• **Excerpt to read**
• • •

VideoSeeker: How Native Tool Invocation Fixes Instance-Level Video Agent Failures

Large vision-language models can caption a video or answer questions about what happened. They fail when you need frame-accurate object tracking, bounding boxes that follow a specific person through a crowd, or temporal slices that isolate a single event. The problem is not model capacity. It is the interface: text prompts are a lossy way to specify spatial coordinates and temporal windows.

VideoSeeker addresses this by giving the model native tool invocation. Instead of asking “where is the red car between 0:15 and 0:30,” the agent calls a detection primitive with frame indices and receives structured bounding-box data. The shift matters for surveillance pipelines, sports analytics, and compliance monitoring where instance-level precision determines whether the system works at all.

Why Text Prompts Break for Spatiotemporal Tasks

Text is ambiguous for spatial references. “The person on the left” depends on camera angle and changes frame to frame. “Around 0:20” might mean a three-second window or a single frame. Current LVLMs generate text responses that describe locations but cannot return structured coordinates or trigger follow-up perception calls.

The decoupling of perception and reasoning creates a second failure mode. The model reasons over a fixed set of visual features extracted at inference start. If the agent needs to zoom into a region or re-examine frames with different detection parameters, it has no mechanism to request new visual data. The reasoning loop is closed.

• • •

• **Short problem A**
In the VideoSeeker article, what does the agent receive after it calls a detection primitive with frame indices?
• **Short problem B**
Pick up the VideoSeeker article after its final paragraph and keep writing it.
The listing that follows is not needed for anything here.

• **Information supplied**

• • •

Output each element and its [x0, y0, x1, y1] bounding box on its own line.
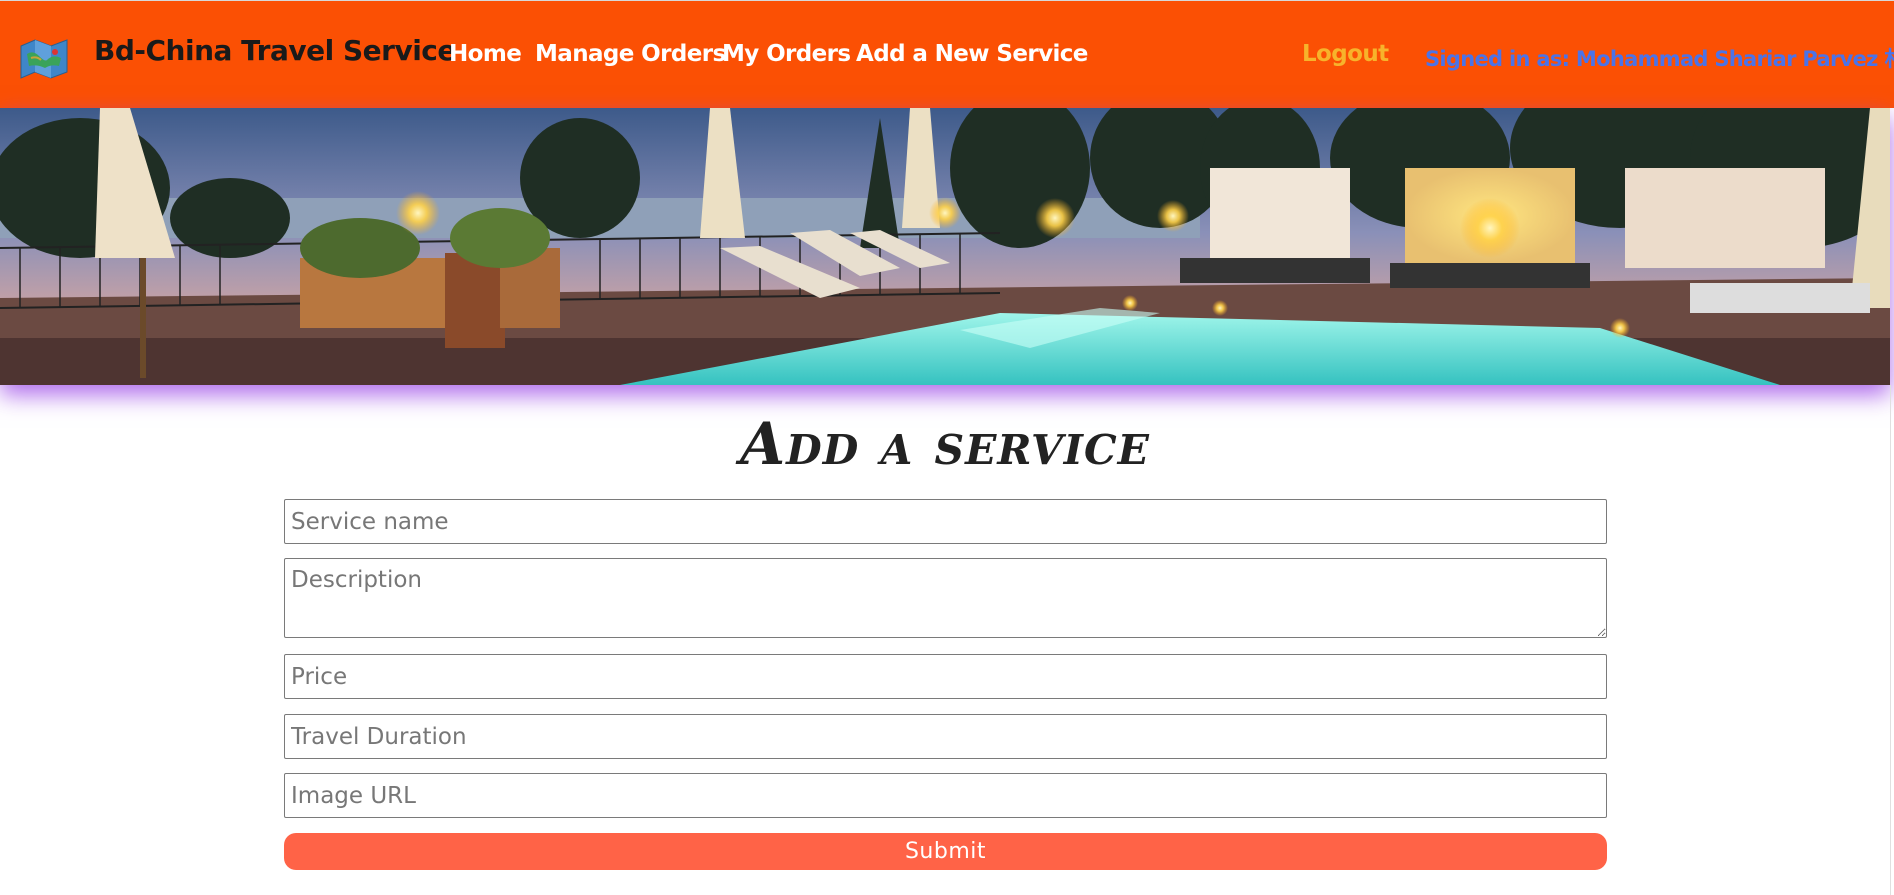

• • •

• **Exercise answer A**
Structured bounding-box data.

• **Exercise answer B**
VideoSeeker internalizes tool calling so the model can:

Invoke detection tools mid-inference to retrieve bounding boxes or segmentation masks
Request frame subsets or temporal slices on demand
Chain tool outputs (detect object, track across frames, extract region features)

This is not a wrapper script that parses text and calls APIs. The model learns when to emit tool-call tokens instead of text tokens, and the training loop includes supervision on tool invocation correctness.

Architecture: Tool Registry and Invocation Flow

The system exposes a registry of spatiotemporal tools. Each tool has a schema that defines input parameters (frame indices, bounding box coordinates, object class) and output structure (coordinates, confidence scores, feature vectors).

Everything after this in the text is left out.